*Short exercise:*
Take each line containing the word "this" and copy it.

*Entries:*

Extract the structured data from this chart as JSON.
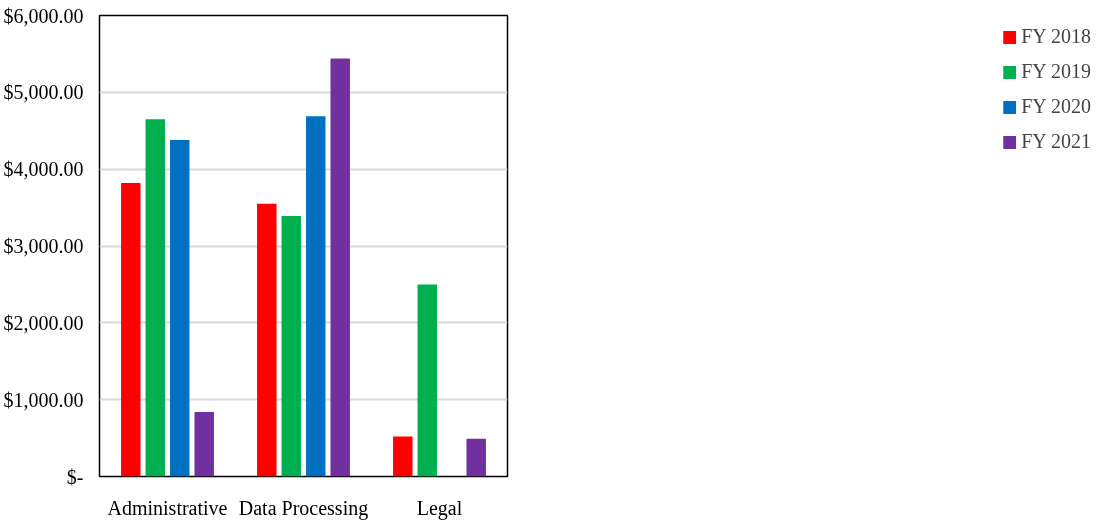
{
  "chart_data": {
    "type": "bar",
    "categories": [
      "Administrative",
      "Data Processing",
      "Legal"
    ],
    "series": [
      {
        "name": "FY 2018",
        "color": "#ff0000",
        "values": [
          3820,
          3550,
          520
        ]
      },
      {
        "name": "FY 2019",
        "color": "#00b050",
        "values": [
          4650,
          3390,
          2500
        ]
      },
      {
        "name": "FY 2020",
        "color": "#0070c0",
        "values": [
          4380,
          4690,
          0
        ]
      },
      {
        "name": "FY 2021",
        "color": "#7030a0",
        "values": [
          840,
          5440,
          490
        ]
      }
    ],
    "ylim": [
      0,
      6000
    ],
    "yticks": [
      {
        "value": 0,
        "label": "$-"
      },
      {
        "value": 1000,
        "label": "$1,000.00"
      },
      {
        "value": 2000,
        "label": "$2,000.00"
      },
      {
        "value": 3000,
        "label": "$3,000.00"
      },
      {
        "value": 4000,
        "label": "$4,000.00"
      },
      {
        "value": 5000,
        "label": "$5,000.00"
      },
      {
        "value": 6000,
        "label": "$6,000.00"
      }
    ],
    "grid": "y",
    "legend": "right"
  }
}
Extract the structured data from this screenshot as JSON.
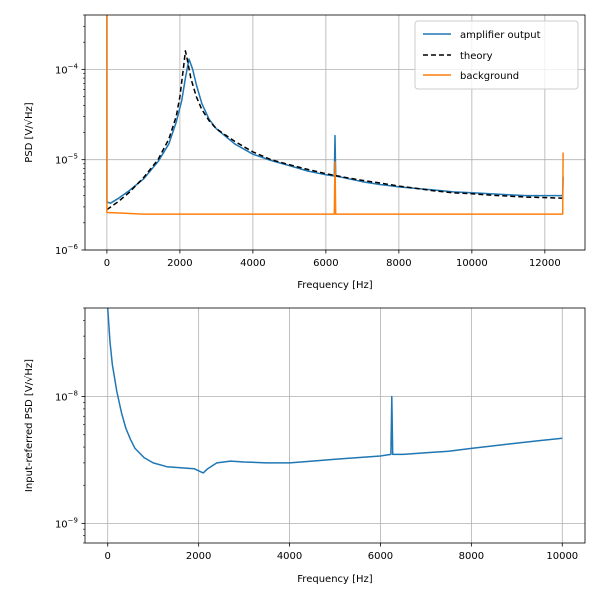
{
  "colors": {
    "blue": "#1f77b4",
    "orange": "#ff7f0e",
    "black": "#000000",
    "grid": "#b0b0b0"
  },
  "chart_data": [
    {
      "type": "line",
      "title": "",
      "xlabel": "Frequency [Hz]",
      "ylabel": "PSD [V/√Hz]",
      "xlim": [
        -600,
        13100
      ],
      "ylim": [
        1e-06,
        0.0004
      ],
      "yscale": "log",
      "grid": true,
      "legend": "top-right",
      "x_ticks": [
        {
          "value": 0,
          "label": "0"
        },
        {
          "value": 2000,
          "label": "2000"
        },
        {
          "value": 4000,
          "label": "4000"
        },
        {
          "value": 6000,
          "label": "6000"
        },
        {
          "value": 8000,
          "label": "8000"
        },
        {
          "value": 10000,
          "label": "10000"
        },
        {
          "value": 12000,
          "label": "12000"
        }
      ],
      "y_ticks": [
        {
          "value": 1e-06,
          "base": "10",
          "exp": "−6"
        },
        {
          "value": 1e-05,
          "base": "10",
          "exp": "−5"
        },
        {
          "value": 0.0001,
          "base": "10",
          "exp": "−4"
        }
      ],
      "series": [
        {
          "name": "amplifier output",
          "color": "#1f77b4",
          "style": "solid",
          "points": [
            [
              0,
              0.0004
            ],
            [
              0,
              3.4e-06
            ],
            [
              100,
              3.3e-06
            ],
            [
              300,
              3.7e-06
            ],
            [
              600,
              4.5e-06
            ],
            [
              1000,
              6.1e-06
            ],
            [
              1400,
              9.5e-06
            ],
            [
              1700,
              1.5e-05
            ],
            [
              1900,
              2.6e-05
            ],
            [
              2050,
              4.5e-05
            ],
            [
              2150,
              8e-05
            ],
            [
              2250,
              0.00013
            ],
            [
              2350,
              0.0001
            ],
            [
              2450,
              6.8e-05
            ],
            [
              2600,
              4.2e-05
            ],
            [
              2800,
              2.8e-05
            ],
            [
              3000,
              2.2e-05
            ],
            [
              3500,
              1.5e-05
            ],
            [
              4000,
              1.15e-05
            ],
            [
              4500,
              9.8e-06
            ],
            [
              5000,
              8.6e-06
            ],
            [
              5500,
              7.5e-06
            ],
            [
              6000,
              6.8e-06
            ],
            [
              6230,
              6.6e-06
            ],
            [
              6250,
              1.85e-05
            ],
            [
              6270,
              6.6e-06
            ],
            [
              6500,
              6.3e-06
            ],
            [
              7000,
              5.7e-06
            ],
            [
              7500,
              5.3e-06
            ],
            [
              8000,
              5e-06
            ],
            [
              8500,
              4.8e-06
            ],
            [
              9000,
              4.6e-06
            ],
            [
              9500,
              4.4e-06
            ],
            [
              10000,
              4.3e-06
            ],
            [
              10500,
              4.2e-06
            ],
            [
              11000,
              4.1e-06
            ],
            [
              11500,
              4e-06
            ],
            [
              12000,
              4e-06
            ],
            [
              12490,
              4e-06
            ],
            [
              12500,
              6.5e-06
            ]
          ]
        },
        {
          "name": "theory",
          "color": "#000000",
          "style": "dashed",
          "points": [
            [
              0,
              2.8e-06
            ],
            [
              300,
              3.4e-06
            ],
            [
              600,
              4.3e-06
            ],
            [
              1000,
              6.3e-06
            ],
            [
              1400,
              1e-05
            ],
            [
              1700,
              1.7e-05
            ],
            [
              1900,
              3e-05
            ],
            [
              2000,
              5e-05
            ],
            [
              2100,
              0.000105
            ],
            [
              2150,
              0.00016
            ],
            [
              2200,
              0.00013
            ],
            [
              2300,
              8e-05
            ],
            [
              2450,
              5e-05
            ],
            [
              2600,
              3.6e-05
            ],
            [
              2800,
              2.7e-05
            ],
            [
              3000,
              2.2e-05
            ],
            [
              3500,
              1.6e-05
            ],
            [
              4000,
              1.22e-05
            ],
            [
              4500,
              1e-05
            ],
            [
              5000,
              8.8e-06
            ],
            [
              5500,
              7.8e-06
            ],
            [
              6000,
              7e-06
            ],
            [
              6500,
              6.4e-06
            ],
            [
              7000,
              5.9e-06
            ],
            [
              7500,
              5.5e-06
            ],
            [
              8000,
              5.1e-06
            ],
            [
              8500,
              4.8e-06
            ],
            [
              9000,
              4.5e-06
            ],
            [
              9500,
              4.3e-06
            ],
            [
              10000,
              4.2e-06
            ],
            [
              10500,
              4.05e-06
            ],
            [
              11000,
              3.95e-06
            ],
            [
              11500,
              3.85e-06
            ],
            [
              12000,
              3.8e-06
            ],
            [
              12500,
              3.75e-06
            ]
          ]
        },
        {
          "name": "background",
          "color": "#ff7f0e",
          "style": "solid",
          "points": [
            [
              0,
              0.0004
            ],
            [
              0,
              2.6e-06
            ],
            [
              1000,
              2.5e-06
            ],
            [
              2000,
              2.5e-06
            ],
            [
              3000,
              2.5e-06
            ],
            [
              4000,
              2.5e-06
            ],
            [
              5000,
              2.5e-06
            ],
            [
              6000,
              2.5e-06
            ],
            [
              6230,
              2.5e-06
            ],
            [
              6250,
              9.5e-06
            ],
            [
              6270,
              2.5e-06
            ],
            [
              7000,
              2.5e-06
            ],
            [
              8000,
              2.5e-06
            ],
            [
              9000,
              2.5e-06
            ],
            [
              10000,
              2.5e-06
            ],
            [
              11000,
              2.5e-06
            ],
            [
              12000,
              2.5e-06
            ],
            [
              12490,
              2.5e-06
            ],
            [
              12500,
              1.2e-05
            ]
          ]
        }
      ]
    },
    {
      "type": "line",
      "title": "",
      "xlabel": "Frequency [Hz]",
      "ylabel": "Input-referred PSD [V/√Hz]",
      "xlim": [
        -500,
        10500
      ],
      "ylim": [
        7e-10,
        5e-08
      ],
      "yscale": "log",
      "grid": true,
      "x_ticks": [
        {
          "value": 0,
          "label": "0"
        },
        {
          "value": 2000,
          "label": "2000"
        },
        {
          "value": 4000,
          "label": "4000"
        },
        {
          "value": 6000,
          "label": "6000"
        },
        {
          "value": 8000,
          "label": "8000"
        },
        {
          "value": 10000,
          "label": "10000"
        }
      ],
      "y_ticks": [
        {
          "value": 1e-09,
          "base": "10",
          "exp": "−9"
        },
        {
          "value": 1e-08,
          "base": "10",
          "exp": "−8"
        }
      ],
      "series": [
        {
          "name": "",
          "color": "#1f77b4",
          "style": "solid",
          "points": [
            [
              0,
              5e-08
            ],
            [
              50,
              2.7e-08
            ],
            [
              100,
              1.8e-08
            ],
            [
              200,
              1.1e-08
            ],
            [
              300,
              7.5e-09
            ],
            [
              400,
              5.6e-09
            ],
            [
              500,
              4.6e-09
            ],
            [
              600,
              3.9e-09
            ],
            [
              800,
              3.3e-09
            ],
            [
              1000,
              3e-09
            ],
            [
              1300,
              2.8e-09
            ],
            [
              1600,
              2.75e-09
            ],
            [
              1900,
              2.7e-09
            ],
            [
              2100,
              2.5e-09
            ],
            [
              2200,
              2.7e-09
            ],
            [
              2400,
              3e-09
            ],
            [
              2700,
              3.1e-09
            ],
            [
              3000,
              3.05e-09
            ],
            [
              3500,
              3e-09
            ],
            [
              4000,
              3e-09
            ],
            [
              4500,
              3.1e-09
            ],
            [
              5000,
              3.2e-09
            ],
            [
              5500,
              3.3e-09
            ],
            [
              6000,
              3.4e-09
            ],
            [
              6230,
              3.5e-09
            ],
            [
              6250,
              1e-08
            ],
            [
              6270,
              3.5e-09
            ],
            [
              6500,
              3.5e-09
            ],
            [
              7000,
              3.6e-09
            ],
            [
              7500,
              3.7e-09
            ],
            [
              8000,
              3.9e-09
            ],
            [
              8500,
              4.1e-09
            ],
            [
              9000,
              4.3e-09
            ],
            [
              9500,
              4.5e-09
            ],
            [
              10000,
              4.7e-09
            ]
          ]
        }
      ]
    }
  ]
}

*Correct result:*
Extract the structured data from this chart as JSON.
Extract the structured data from this screenshot as JSON.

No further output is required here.